REQUEST
Pull every line containing "event" out of the material below.

·····

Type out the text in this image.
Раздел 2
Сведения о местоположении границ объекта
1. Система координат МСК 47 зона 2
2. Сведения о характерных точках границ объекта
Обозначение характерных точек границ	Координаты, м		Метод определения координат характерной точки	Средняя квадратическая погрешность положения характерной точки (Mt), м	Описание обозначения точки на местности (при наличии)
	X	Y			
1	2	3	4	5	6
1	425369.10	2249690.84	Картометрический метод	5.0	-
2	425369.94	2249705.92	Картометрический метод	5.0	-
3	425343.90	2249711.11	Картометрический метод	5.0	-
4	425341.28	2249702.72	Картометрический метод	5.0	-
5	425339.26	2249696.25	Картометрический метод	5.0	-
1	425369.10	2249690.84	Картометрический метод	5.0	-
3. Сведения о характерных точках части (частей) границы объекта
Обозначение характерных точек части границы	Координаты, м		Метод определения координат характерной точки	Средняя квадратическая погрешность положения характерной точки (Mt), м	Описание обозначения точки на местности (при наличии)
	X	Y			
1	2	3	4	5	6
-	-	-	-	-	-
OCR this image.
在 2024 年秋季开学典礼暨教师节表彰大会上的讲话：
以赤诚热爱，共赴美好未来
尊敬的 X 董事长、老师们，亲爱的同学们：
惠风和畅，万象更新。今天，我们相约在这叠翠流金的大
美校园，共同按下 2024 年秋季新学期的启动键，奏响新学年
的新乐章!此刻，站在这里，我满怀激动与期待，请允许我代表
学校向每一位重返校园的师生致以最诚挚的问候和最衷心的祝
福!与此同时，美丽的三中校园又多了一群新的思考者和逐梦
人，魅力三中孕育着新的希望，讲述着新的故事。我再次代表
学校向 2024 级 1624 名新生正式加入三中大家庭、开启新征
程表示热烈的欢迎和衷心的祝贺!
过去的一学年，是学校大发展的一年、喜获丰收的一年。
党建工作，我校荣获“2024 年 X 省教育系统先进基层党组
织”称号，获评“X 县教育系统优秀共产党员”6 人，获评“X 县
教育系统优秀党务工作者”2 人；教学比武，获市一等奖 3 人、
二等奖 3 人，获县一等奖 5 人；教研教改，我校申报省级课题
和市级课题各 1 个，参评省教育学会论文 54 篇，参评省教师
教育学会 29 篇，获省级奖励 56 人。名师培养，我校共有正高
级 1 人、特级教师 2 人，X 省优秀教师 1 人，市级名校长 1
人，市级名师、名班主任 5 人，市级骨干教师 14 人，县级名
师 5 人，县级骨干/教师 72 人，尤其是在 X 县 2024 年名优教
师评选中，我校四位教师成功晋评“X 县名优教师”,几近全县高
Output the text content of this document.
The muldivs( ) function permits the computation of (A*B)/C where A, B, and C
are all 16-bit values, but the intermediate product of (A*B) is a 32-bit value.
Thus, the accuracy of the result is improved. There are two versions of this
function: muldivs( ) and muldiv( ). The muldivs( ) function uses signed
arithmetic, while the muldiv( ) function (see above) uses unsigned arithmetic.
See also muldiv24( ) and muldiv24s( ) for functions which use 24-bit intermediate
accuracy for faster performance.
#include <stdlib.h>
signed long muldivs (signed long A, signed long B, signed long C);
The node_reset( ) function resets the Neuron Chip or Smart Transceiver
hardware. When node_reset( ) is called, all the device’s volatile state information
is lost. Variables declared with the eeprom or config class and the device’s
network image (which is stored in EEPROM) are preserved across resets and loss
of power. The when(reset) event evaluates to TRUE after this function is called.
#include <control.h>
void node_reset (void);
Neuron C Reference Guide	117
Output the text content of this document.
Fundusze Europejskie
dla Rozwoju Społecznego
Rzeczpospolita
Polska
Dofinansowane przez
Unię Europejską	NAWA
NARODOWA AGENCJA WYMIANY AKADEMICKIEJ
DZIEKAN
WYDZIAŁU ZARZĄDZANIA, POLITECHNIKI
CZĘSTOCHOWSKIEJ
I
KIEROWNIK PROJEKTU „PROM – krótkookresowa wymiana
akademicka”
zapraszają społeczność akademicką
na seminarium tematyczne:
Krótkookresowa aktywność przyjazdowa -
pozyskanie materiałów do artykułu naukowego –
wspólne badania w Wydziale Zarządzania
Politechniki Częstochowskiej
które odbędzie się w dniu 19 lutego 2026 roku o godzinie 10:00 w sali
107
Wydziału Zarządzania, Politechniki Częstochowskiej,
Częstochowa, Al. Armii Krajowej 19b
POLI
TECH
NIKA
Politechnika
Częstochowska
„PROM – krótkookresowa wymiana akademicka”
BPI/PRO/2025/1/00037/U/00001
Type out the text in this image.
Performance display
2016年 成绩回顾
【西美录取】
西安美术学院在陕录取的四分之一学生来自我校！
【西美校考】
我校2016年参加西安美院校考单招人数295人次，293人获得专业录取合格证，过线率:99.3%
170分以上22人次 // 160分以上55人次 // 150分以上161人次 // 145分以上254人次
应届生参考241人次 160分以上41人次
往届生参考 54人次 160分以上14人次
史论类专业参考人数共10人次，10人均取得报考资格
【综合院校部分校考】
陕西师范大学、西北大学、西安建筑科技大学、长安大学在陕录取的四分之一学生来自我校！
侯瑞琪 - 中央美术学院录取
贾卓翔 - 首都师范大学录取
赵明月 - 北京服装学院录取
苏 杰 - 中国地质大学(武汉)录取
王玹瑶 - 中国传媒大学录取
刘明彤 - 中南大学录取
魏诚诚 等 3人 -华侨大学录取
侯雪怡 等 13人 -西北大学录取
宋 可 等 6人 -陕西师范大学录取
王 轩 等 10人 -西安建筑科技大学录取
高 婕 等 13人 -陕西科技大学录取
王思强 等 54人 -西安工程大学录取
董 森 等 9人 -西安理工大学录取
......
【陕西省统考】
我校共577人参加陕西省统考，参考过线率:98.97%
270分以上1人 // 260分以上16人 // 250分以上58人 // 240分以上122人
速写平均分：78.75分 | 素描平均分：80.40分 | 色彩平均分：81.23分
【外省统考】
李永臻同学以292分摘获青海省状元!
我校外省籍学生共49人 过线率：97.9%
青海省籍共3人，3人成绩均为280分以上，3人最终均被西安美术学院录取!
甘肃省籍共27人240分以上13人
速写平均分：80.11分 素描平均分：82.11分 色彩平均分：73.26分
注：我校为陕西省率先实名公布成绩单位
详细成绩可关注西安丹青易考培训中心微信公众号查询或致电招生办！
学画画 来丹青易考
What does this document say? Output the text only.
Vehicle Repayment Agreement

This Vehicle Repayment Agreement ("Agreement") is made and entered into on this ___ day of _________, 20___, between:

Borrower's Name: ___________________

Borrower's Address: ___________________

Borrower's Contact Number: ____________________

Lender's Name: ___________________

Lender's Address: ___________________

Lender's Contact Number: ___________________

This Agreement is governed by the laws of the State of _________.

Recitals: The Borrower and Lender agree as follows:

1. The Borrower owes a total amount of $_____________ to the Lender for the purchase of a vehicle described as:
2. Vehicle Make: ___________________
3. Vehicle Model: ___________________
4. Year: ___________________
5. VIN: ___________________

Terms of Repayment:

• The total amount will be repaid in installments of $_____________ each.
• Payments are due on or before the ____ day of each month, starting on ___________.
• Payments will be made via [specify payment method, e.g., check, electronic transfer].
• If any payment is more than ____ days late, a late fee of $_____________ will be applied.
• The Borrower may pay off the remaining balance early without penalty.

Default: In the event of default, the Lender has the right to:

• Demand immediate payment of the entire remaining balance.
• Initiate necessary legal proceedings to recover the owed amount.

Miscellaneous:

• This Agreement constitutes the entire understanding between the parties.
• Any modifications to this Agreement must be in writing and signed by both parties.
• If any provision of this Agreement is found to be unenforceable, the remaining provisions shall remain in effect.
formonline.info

·····

RESPONSE
of power. The when(reset) event evaluates to TRUE after this function is called.
Default: In the event of default, the Lender has the right to:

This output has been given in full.